Records to use:

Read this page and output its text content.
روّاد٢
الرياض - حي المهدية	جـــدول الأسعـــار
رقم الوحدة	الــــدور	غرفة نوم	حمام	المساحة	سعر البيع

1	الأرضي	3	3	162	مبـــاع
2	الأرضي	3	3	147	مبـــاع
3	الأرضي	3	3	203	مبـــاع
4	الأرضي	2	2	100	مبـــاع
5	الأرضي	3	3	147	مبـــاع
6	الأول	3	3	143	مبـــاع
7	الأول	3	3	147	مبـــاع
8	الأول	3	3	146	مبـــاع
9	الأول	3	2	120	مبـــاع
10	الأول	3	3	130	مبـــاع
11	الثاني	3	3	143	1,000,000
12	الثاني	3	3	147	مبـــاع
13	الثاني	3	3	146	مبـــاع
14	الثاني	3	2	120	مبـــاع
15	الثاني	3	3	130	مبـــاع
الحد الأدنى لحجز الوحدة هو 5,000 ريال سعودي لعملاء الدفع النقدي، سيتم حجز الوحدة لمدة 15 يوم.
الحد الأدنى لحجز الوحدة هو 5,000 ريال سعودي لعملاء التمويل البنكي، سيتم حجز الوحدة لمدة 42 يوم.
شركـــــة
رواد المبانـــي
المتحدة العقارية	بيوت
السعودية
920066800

Goal:
Look through the records and gather each line with the word "سيتم".

Solution to the problem:
الحد الأدنى لحجز الوحدة هو 5,000 ريال سعودي لعملاء الدفع النقدي، سيتم حجز الوحدة لمدة 15 يوم.
الحد الأدنى لحجز الوحدة هو 5,000 ريال سعودي لعملاء التمويل البنكي، سيتم حجز الوحدة لمدة 42 يوم.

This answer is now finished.